[Items from a figure collection]
========

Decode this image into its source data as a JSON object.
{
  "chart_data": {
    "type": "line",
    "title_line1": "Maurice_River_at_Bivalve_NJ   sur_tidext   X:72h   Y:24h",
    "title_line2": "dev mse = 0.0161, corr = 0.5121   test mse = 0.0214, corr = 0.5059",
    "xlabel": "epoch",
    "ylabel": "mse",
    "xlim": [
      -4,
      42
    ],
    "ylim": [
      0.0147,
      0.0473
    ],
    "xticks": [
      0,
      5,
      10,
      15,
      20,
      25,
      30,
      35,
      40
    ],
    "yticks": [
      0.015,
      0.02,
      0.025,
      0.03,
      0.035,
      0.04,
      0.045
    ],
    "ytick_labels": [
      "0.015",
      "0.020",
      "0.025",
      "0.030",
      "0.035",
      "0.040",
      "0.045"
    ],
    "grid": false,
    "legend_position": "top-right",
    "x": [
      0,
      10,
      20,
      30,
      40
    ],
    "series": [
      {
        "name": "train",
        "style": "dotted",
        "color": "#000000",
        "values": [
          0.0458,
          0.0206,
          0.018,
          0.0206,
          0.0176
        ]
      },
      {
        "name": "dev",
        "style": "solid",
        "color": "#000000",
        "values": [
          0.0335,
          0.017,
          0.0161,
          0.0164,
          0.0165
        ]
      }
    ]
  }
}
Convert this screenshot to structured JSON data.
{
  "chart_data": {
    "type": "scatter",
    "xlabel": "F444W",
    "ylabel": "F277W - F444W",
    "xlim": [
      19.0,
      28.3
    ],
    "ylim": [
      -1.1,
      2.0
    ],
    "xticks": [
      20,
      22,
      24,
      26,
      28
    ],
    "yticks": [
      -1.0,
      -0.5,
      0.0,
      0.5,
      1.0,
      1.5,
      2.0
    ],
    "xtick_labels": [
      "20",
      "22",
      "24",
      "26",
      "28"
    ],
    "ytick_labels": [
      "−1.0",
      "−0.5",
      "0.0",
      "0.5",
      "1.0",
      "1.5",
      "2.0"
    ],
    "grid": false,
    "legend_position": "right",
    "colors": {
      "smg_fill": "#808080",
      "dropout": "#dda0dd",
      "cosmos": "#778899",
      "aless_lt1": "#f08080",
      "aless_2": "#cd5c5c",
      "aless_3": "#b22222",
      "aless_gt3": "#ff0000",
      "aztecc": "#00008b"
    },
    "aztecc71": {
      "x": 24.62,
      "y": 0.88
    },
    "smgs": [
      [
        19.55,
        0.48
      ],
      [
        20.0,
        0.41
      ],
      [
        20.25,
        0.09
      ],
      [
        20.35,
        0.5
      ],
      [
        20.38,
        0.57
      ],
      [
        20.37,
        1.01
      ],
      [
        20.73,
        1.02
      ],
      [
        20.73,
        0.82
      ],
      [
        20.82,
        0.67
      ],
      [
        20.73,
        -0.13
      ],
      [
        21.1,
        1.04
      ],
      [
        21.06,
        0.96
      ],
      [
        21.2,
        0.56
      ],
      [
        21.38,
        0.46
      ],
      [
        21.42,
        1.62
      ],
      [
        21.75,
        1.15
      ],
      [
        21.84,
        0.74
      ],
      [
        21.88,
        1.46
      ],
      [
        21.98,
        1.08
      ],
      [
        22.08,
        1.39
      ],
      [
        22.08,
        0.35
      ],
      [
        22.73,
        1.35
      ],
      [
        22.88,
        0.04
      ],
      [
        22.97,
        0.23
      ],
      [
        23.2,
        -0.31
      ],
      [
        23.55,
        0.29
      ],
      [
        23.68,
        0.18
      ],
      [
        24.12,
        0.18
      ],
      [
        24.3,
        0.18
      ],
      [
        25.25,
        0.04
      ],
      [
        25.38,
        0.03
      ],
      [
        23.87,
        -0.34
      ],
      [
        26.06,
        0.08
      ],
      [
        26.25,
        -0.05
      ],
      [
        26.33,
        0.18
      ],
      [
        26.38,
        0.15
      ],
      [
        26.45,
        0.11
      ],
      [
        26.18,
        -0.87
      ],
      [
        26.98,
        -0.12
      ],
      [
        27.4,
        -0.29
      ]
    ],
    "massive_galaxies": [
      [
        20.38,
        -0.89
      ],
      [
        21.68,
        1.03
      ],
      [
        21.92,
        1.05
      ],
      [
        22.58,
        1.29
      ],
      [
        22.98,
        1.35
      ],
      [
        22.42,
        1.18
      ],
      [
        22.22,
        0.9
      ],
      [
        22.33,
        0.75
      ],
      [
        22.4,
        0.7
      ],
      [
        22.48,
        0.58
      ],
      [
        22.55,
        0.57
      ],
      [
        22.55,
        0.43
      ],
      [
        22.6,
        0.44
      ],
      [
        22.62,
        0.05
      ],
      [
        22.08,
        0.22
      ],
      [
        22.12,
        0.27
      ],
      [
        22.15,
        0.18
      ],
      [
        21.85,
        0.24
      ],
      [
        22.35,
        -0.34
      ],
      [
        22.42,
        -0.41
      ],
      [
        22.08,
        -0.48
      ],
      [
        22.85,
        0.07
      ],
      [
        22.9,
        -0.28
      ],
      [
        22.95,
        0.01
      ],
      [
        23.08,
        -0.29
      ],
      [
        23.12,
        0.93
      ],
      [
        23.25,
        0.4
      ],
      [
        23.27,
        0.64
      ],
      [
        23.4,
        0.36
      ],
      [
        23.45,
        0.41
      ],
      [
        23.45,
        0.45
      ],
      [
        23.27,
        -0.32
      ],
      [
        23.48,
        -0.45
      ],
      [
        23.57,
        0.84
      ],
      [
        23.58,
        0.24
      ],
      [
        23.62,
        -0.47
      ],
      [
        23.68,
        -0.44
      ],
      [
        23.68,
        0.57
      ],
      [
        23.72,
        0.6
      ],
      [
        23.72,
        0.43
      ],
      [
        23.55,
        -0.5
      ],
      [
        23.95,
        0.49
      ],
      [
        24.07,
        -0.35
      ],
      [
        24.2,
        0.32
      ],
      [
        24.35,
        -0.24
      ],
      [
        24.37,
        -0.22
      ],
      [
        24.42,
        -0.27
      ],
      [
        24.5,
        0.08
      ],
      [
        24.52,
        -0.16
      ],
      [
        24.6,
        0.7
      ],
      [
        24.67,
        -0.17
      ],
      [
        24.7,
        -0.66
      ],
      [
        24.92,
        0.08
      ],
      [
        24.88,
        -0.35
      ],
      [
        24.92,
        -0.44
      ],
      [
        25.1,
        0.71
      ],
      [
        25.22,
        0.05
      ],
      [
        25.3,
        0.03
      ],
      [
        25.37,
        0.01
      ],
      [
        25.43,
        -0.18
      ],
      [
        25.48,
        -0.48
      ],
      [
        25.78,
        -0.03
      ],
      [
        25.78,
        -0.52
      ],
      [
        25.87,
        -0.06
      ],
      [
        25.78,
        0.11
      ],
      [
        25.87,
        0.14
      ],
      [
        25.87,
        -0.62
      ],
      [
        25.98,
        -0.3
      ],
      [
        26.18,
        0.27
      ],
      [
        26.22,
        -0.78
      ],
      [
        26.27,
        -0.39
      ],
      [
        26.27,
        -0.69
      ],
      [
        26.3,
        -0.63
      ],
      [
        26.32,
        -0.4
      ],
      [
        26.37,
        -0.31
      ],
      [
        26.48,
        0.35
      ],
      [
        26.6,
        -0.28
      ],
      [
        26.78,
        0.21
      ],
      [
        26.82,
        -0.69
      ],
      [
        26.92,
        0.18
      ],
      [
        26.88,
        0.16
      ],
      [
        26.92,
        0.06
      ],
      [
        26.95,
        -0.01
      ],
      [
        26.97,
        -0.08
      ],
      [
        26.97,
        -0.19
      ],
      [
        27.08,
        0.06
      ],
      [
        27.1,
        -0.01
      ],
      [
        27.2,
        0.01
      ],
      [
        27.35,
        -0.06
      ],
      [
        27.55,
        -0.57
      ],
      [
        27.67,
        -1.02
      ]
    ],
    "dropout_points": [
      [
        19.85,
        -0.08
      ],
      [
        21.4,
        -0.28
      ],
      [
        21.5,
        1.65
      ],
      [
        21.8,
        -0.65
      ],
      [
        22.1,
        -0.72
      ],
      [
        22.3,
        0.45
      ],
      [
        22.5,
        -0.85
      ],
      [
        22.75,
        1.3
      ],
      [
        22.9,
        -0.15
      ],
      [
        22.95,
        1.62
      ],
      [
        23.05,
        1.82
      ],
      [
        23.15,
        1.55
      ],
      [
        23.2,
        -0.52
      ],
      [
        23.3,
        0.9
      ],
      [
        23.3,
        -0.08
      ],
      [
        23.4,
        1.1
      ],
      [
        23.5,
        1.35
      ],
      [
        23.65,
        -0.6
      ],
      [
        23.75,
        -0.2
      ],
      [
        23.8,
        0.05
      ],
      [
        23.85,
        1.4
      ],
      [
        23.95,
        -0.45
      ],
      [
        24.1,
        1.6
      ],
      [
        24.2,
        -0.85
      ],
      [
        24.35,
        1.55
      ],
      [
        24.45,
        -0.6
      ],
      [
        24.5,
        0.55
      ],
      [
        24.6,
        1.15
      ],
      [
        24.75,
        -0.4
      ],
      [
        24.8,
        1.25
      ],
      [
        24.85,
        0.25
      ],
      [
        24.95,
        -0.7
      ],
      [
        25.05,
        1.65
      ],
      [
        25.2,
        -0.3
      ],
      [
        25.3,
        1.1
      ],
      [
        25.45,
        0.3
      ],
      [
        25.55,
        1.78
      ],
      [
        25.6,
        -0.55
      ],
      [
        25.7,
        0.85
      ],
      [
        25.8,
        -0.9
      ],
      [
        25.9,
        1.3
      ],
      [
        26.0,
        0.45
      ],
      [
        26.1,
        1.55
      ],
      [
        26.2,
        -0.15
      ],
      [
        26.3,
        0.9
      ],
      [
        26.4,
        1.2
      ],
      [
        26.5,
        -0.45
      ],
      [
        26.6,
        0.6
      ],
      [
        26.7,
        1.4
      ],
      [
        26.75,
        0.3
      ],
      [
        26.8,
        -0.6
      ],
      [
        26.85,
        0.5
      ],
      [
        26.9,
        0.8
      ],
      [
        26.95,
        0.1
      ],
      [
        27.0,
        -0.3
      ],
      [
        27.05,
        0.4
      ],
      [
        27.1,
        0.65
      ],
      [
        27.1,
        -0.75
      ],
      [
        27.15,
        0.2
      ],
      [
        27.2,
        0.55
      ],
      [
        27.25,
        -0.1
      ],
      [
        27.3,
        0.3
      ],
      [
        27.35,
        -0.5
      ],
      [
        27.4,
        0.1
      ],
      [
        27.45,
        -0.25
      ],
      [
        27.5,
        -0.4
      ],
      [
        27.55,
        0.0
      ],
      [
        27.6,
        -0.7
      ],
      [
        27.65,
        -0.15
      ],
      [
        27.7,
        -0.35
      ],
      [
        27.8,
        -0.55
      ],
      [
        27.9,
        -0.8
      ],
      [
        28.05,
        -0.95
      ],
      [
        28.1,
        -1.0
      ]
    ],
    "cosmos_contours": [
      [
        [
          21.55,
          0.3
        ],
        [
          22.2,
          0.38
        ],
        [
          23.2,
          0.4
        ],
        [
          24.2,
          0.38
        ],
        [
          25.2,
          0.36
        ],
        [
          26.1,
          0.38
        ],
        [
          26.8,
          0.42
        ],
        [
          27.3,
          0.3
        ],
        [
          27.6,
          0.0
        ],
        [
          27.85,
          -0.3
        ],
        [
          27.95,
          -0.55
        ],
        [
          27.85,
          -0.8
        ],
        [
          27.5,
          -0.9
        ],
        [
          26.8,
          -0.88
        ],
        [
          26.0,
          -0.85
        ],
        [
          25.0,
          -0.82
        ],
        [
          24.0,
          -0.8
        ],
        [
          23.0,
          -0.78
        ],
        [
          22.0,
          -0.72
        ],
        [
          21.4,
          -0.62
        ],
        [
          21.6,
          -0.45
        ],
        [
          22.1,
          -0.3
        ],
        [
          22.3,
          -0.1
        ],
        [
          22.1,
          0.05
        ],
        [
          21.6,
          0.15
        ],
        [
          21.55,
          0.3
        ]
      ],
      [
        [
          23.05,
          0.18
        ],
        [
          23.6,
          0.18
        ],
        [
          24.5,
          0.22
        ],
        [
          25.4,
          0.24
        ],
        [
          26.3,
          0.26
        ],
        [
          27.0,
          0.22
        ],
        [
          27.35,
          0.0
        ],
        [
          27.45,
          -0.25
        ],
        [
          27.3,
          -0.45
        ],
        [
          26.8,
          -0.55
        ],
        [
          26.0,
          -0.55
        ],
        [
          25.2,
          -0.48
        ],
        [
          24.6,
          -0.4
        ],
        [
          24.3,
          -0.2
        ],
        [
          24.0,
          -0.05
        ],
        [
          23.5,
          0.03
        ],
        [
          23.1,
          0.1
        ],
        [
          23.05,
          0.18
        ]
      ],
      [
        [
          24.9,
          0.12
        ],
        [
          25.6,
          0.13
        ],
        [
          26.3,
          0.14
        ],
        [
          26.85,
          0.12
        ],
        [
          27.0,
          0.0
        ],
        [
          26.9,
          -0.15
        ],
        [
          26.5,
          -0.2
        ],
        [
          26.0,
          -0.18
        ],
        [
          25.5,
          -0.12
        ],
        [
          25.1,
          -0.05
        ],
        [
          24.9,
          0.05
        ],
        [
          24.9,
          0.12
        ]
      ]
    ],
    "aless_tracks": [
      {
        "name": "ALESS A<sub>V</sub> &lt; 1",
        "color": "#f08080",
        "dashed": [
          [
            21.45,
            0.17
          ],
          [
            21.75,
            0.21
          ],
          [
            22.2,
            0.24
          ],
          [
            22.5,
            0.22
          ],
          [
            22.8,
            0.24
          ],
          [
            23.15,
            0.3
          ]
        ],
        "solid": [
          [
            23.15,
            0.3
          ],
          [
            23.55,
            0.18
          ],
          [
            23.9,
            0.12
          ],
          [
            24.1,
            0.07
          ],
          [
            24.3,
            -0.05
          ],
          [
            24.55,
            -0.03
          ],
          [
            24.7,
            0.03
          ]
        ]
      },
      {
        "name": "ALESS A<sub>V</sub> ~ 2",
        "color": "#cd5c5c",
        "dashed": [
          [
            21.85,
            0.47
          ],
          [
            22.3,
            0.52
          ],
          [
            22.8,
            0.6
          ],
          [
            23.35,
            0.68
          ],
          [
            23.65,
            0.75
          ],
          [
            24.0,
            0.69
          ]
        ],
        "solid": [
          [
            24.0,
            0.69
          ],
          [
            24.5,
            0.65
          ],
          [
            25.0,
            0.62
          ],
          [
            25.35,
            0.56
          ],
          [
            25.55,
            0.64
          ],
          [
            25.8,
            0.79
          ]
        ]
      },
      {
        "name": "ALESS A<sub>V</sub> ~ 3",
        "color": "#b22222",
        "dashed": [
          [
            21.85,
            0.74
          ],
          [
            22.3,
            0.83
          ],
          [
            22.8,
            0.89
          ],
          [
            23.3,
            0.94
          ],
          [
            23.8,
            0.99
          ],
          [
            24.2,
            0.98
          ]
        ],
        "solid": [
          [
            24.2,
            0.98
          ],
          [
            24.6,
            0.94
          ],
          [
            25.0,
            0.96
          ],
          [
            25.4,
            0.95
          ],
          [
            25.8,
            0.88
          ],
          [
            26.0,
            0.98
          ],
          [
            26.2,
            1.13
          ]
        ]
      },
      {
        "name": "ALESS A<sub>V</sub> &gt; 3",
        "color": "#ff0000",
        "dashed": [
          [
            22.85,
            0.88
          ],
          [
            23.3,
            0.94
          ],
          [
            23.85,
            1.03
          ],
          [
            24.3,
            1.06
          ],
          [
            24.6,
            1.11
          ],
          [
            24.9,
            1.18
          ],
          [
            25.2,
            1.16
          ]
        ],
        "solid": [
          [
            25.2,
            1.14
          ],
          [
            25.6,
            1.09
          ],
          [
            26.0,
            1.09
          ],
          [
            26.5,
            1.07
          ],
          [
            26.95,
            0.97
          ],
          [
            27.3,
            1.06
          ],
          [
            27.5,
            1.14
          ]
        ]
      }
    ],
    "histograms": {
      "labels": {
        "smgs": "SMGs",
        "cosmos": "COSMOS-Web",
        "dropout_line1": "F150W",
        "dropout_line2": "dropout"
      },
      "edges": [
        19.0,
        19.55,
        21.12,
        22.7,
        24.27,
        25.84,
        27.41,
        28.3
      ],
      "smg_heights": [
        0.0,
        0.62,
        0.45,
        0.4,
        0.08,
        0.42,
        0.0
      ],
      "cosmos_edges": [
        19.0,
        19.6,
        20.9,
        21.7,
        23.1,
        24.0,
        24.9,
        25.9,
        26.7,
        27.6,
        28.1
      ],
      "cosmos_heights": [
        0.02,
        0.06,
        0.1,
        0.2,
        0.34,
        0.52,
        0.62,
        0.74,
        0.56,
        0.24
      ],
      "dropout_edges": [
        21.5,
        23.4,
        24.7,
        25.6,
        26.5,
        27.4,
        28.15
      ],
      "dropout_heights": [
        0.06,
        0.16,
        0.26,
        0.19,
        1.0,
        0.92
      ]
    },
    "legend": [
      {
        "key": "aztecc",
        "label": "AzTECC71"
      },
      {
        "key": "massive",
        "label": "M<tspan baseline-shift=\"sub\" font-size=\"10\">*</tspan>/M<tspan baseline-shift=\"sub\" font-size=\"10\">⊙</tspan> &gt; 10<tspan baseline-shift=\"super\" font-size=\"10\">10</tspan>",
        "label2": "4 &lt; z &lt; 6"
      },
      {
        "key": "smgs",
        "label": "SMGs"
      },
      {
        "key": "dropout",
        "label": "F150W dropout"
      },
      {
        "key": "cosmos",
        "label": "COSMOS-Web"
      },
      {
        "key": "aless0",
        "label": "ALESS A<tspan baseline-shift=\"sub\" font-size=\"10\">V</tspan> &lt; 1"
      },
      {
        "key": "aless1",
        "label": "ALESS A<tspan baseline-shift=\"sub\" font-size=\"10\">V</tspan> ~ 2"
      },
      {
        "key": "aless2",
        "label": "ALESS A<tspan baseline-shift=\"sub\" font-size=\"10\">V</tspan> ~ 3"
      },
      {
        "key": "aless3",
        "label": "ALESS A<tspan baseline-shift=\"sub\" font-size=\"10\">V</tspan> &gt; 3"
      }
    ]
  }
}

========

> TASK DETAILS:
Show each line in the entries that holds the string "name".

> ANSWER IN FULL:
        "name": "train",
        "name": "dev",
        "name": "ALESS A<sub>V</sub> &lt; 1",
        "name": "ALESS A<sub>V</sub> ~ 2",
        "name": "ALESS A<sub>V</sub> ~ 3",
        "name": "ALESS A<sub>V</sub> &gt; 3",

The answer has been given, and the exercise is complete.